Your goal = Write out the listing below again, precisely as it is given.

>> begin

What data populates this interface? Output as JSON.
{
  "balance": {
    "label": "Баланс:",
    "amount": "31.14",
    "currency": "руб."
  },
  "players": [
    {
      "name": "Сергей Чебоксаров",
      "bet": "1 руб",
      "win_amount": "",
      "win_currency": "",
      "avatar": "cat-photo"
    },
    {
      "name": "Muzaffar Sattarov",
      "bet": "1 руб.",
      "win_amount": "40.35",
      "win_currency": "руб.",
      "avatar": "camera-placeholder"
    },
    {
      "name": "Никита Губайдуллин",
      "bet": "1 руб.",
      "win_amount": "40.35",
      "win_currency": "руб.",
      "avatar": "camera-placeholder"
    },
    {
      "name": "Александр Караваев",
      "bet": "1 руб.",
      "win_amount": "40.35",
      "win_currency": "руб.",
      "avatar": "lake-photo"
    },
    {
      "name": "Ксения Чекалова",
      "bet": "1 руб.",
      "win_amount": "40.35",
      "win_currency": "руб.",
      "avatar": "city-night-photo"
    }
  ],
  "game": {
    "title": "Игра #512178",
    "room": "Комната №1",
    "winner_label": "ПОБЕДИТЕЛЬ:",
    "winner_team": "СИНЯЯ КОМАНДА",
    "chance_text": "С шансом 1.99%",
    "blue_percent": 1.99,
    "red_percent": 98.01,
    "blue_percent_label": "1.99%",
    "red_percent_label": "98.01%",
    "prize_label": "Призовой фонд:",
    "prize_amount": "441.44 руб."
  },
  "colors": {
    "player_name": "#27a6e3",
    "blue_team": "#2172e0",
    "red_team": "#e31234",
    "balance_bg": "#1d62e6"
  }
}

>> end

Exercise response =
What data populates this interface? Output as JSON.
{
  "balance": {
    "label": "Баланс:",
    "amount": "31.14",
    "currency": "руб."
  },
  "players": [
    {
      "name": "Сергей Чебоксаров",
      "bet": "1 руб",
      "win_amount": "",
      "win_currency": "",
      "avatar": "cat-photo"
    },
    {
      "name": "Muzaffar Sattarov",
      "bet": "1 руб.",
      "win_amount": "40.35",
      "win_currency": "руб.",
      "avatar": "camera-placeholder"
    },
    {
      "name": "Никита Губайдуллин",
      "bet": "1 руб.",
      "win_amount": "40.35",
      "win_currency": "руб.",
      "avatar": "camera-placeholder"
    },
    {
      "name": "Александр Караваев",
      "bet": "1 руб.",
      "win_amount": "40.35",
      "win_currency": "руб.",
      "avatar": "lake-photo"
    },
    {
      "name": "Ксения Чекалова",
      "bet": "1 руб.",
      "win_amount": "40.35",
      "win_currency": "руб.",
      "avatar": "city-night-photo"
    }
  ],
  "game": {
    "title": "Игра #512178",
    "room": "Комната №1",
    "winner_label": "ПОБЕДИТЕЛЬ:",
    "winner_team": "СИНЯЯ КОМАНДА",
    "chance_text": "С шансом 1.99%",
    "blue_percent": 1.99,
    "red_percent": 98.01,
    "blue_percent_label": "1.99%",
    "red_percent_label": "98.01%",
    "prize_label": "Призовой фонд:",
    "prize_amount": "441.44 руб."
  },
  "colors": {
    "player_name": "#27a6e3",
    "blue_team": "#2172e0",
    "red_team": "#e31234",
    "balance_bg": "#1d62e6"
  }
}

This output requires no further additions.